DO THIS: Copy out the listing in full, exactly as written, but not its pictures.
>>>>>
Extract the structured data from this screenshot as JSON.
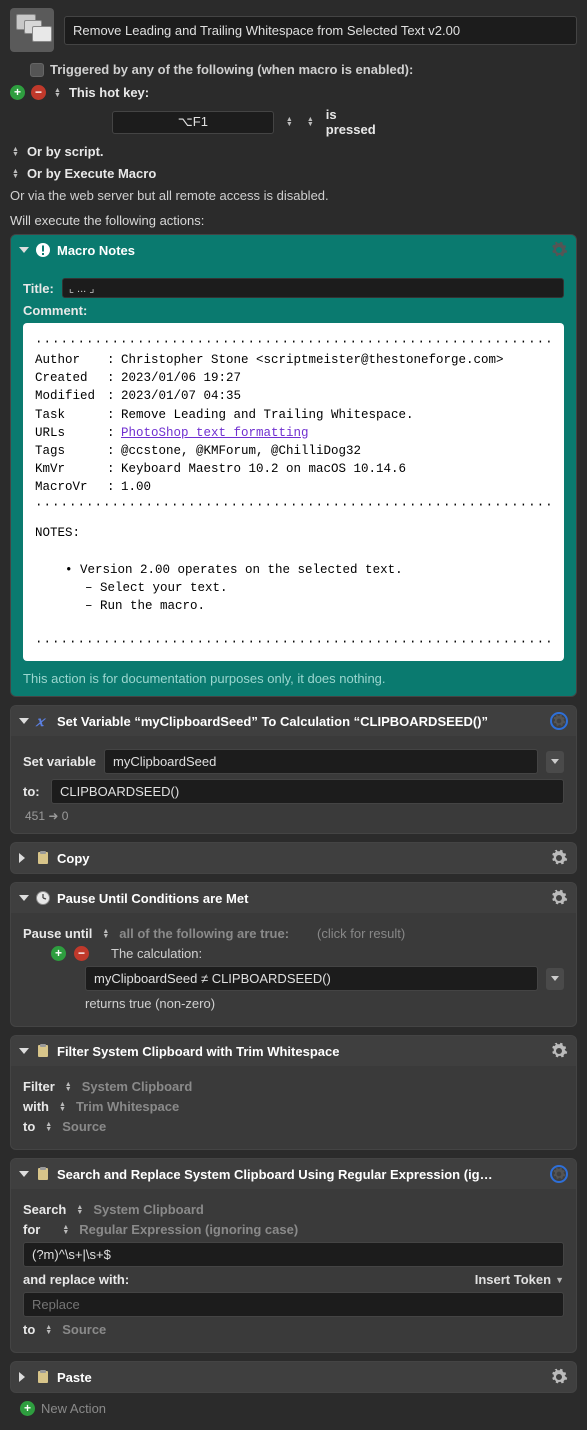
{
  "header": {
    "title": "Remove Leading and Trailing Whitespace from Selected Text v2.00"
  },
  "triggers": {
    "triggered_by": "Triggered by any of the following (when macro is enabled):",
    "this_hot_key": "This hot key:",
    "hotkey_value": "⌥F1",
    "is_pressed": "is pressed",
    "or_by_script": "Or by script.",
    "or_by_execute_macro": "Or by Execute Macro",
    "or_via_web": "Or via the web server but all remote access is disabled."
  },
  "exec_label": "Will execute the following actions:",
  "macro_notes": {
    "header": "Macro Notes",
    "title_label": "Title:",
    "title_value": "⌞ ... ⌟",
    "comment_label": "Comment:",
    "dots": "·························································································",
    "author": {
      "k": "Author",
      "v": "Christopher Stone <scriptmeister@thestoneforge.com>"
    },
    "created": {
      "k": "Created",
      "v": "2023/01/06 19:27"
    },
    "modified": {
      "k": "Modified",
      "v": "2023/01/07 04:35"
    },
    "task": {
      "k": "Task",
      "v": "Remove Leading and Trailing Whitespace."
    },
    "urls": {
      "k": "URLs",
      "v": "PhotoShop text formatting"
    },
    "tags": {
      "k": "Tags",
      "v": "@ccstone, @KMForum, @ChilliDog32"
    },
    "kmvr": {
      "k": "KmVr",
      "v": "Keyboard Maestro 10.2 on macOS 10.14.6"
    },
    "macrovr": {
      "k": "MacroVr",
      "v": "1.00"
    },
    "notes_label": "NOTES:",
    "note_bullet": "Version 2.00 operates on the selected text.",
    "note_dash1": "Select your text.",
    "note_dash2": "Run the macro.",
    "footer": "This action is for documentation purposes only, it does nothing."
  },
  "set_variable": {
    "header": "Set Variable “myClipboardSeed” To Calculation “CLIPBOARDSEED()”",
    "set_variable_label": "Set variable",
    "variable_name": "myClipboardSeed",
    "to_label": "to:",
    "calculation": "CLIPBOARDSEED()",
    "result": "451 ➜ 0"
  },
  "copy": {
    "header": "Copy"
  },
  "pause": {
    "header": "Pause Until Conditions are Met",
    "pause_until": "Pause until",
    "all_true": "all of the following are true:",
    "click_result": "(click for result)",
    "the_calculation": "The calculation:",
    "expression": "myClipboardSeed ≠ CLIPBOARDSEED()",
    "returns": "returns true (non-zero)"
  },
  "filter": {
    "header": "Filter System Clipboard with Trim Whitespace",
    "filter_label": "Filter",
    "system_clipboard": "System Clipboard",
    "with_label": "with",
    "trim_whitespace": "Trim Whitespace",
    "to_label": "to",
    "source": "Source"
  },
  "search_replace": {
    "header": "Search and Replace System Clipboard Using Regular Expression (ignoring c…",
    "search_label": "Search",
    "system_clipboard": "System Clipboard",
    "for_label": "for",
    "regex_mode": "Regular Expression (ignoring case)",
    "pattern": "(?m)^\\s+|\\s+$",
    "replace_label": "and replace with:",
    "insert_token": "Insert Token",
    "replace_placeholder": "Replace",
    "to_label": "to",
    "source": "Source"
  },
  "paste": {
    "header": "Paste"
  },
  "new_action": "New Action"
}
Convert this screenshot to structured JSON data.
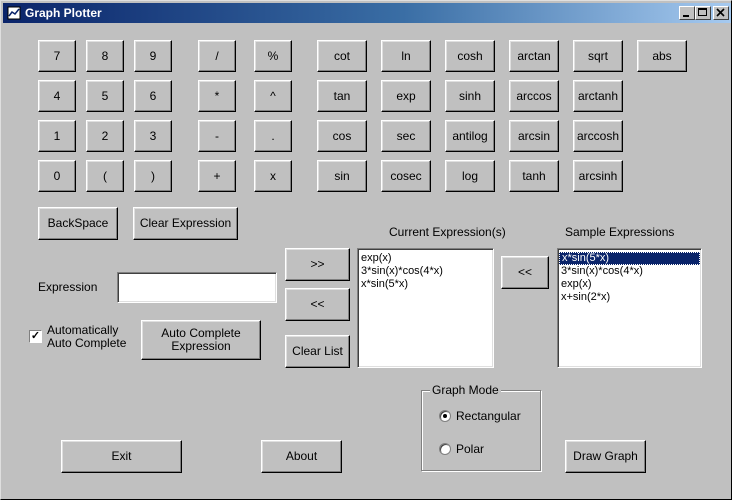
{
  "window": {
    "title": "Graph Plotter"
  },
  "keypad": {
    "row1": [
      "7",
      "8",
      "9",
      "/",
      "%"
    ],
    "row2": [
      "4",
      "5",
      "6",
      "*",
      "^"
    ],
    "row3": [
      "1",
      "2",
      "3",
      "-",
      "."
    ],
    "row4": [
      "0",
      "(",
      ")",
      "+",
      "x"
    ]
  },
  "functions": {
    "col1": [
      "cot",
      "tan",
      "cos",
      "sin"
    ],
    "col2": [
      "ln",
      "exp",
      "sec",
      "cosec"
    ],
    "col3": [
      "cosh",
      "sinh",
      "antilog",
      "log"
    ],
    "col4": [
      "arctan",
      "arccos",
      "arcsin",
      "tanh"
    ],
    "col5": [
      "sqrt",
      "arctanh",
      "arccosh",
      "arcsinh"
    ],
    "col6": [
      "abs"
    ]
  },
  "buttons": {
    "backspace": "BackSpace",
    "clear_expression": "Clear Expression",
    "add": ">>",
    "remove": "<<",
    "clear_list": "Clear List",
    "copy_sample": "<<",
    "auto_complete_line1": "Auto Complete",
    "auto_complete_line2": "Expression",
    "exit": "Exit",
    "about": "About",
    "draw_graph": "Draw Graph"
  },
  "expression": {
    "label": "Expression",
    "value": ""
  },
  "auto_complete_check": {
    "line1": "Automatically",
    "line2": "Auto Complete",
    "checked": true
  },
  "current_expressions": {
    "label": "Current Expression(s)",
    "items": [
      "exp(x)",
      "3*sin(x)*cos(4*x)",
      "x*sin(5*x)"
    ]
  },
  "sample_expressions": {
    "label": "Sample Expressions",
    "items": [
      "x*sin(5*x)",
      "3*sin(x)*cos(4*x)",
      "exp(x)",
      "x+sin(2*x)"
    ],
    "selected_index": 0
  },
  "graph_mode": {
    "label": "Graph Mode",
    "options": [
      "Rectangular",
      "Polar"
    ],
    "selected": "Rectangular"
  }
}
<<<<<
EXERCISE OUTPUT:
Extract the structured data from this screenshot as JSON.
{
  "header": {
    "title": "Remove Leading and Trailing Whitespace from Selected Text v2.00"
  },
  "triggers": {
    "triggered_by": "Triggered by any of the following (when macro is enabled):",
    "this_hot_key": "This hot key:",
    "hotkey_value": "⌥F1",
    "is_pressed": "is pressed",
    "or_by_script": "Or by script.",
    "or_by_execute_macro": "Or by Execute Macro",
    "or_via_web": "Or via the web server but all remote access is disabled."
  },
  "exec_label": "Will execute the following actions:",
  "macro_notes": {
    "header": "Macro Notes",
    "title_label": "Title:",
    "title_value": "⌞ ... ⌟",
    "comment_label": "Comment:",
    "dots": "·························································································",
    "author": {
      "k": "Author",
      "v": "Christopher Stone <scriptmeister@thestoneforge.com>"
    },
    "created": {
      "k": "Created",
      "v": "2023/01/06 19:27"
    },
    "modified": {
      "k": "Modified",
      "v": "2023/01/07 04:35"
    },
    "task": {
      "k": "Task",
      "v": "Remove Leading and Trailing Whitespace."
    },
    "urls": {
      "k": "URLs",
      "v": "PhotoShop text formatting"
    },
    "tags": {
      "k": "Tags",
      "v": "@ccstone, @KMForum, @ChilliDog32"
    },
    "kmvr": {
      "k": "KmVr",
      "v": "Keyboard Maestro 10.2 on macOS 10.14.6"
    },
    "macrovr": {
      "k": "MacroVr",
      "v": "1.00"
    },
    "notes_label": "NOTES:",
    "note_bullet": "Version 2.00 operates on the selected text.",
    "note_dash1": "Select your text.",
    "note_dash2": "Run the macro.",
    "footer": "This action is for documentation purposes only, it does nothing."
  },
  "set_variable": {
    "header": "Set Variable “myClipboardSeed” To Calculation “CLIPBOARDSEED()”",
    "set_variable_label": "Set variable",
    "variable_name": "myClipboardSeed",
    "to_label": "to:",
    "calculation": "CLIPBOARDSEED()",
    "result": "451 ➜ 0"
  },
  "copy": {
    "header": "Copy"
  },
  "pause": {
    "header": "Pause Until Conditions are Met",
    "pause_until": "Pause until",
    "all_true": "all of the following are true:",
    "click_result": "(click for result)",
    "the_calculation": "The calculation:",
    "expression": "myClipboardSeed ≠ CLIPBOARDSEED()",
    "returns": "returns true (non-zero)"
  },
  "filter": {
    "header": "Filter System Clipboard with Trim Whitespace",
    "filter_label": "Filter",
    "system_clipboard": "System Clipboard",
    "with_label": "with",
    "trim_whitespace": "Trim Whitespace",
    "to_label": "to",
    "source": "Source"
  },
  "search_replace": {
    "header": "Search and Replace System Clipboard Using Regular Expression (ignoring c…",
    "search_label": "Search",
    "system_clipboard": "System Clipboard",
    "for_label": "for",
    "regex_mode": "Regular Expression (ignoring case)",
    "pattern": "(?m)^\\s+|\\s+$",
    "replace_label": "and replace with:",
    "insert_token": "Insert Token",
    "replace_placeholder": "Replace",
    "to_label": "to",
    "source": "Source"
  },
  "paste": {
    "header": "Paste"
  },
  "new_action": "New Action"
}
Convert this screenshot to structured JSON data.
{
  "window": {
    "title": "Graph Plotter"
  },
  "keypad": {
    "row1": [
      "7",
      "8",
      "9",
      "/",
      "%"
    ],
    "row2": [
      "4",
      "5",
      "6",
      "*",
      "^"
    ],
    "row3": [
      "1",
      "2",
      "3",
      "-",
      "."
    ],
    "row4": [
      "0",
      "(",
      ")",
      "+",
      "x"
    ]
  },
  "functions": {
    "col1": [
      "cot",
      "tan",
      "cos",
      "sin"
    ],
    "col2": [
      "ln",
      "exp",
      "sec",
      "cosec"
    ],
    "col3": [
      "cosh",
      "sinh",
      "antilog",
      "log"
    ],
    "col4": [
      "arctan",
      "arccos",
      "arcsin",
      "tanh"
    ],
    "col5": [
      "sqrt",
      "arctanh",
      "arccosh",
      "arcsinh"
    ],
    "col6": [
      "abs"
    ]
  },
  "buttons": {
    "backspace": "BackSpace",
    "clear_expression": "Clear Expression",
    "add": ">>",
    "remove": "<<",
    "clear_list": "Clear List",
    "copy_sample": "<<",
    "auto_complete_line1": "Auto Complete",
    "auto_complete_line2": "Expression",
    "exit": "Exit",
    "about": "About",
    "draw_graph": "Draw Graph"
  },
  "expression": {
    "label": "Expression",
    "value": ""
  },
  "auto_complete_check": {
    "line1": "Automatically",
    "line2": "Auto Complete",
    "checked": true
  },
  "current_expressions": {
    "label": "Current Expression(s)",
    "items": [
      "exp(x)",
      "3*sin(x)*cos(4*x)",
      "x*sin(5*x)"
    ]
  },
  "sample_expressions": {
    "label": "Sample Expressions",
    "items": [
      "x*sin(5*x)",
      "3*sin(x)*cos(4*x)",
      "exp(x)",
      "x+sin(2*x)"
    ],
    "selected_index": 0
  },
  "graph_mode": {
    "label": "Graph Mode",
    "options": [
      "Rectangular",
      "Polar"
    ],
    "selected": "Rectangular"
  }
}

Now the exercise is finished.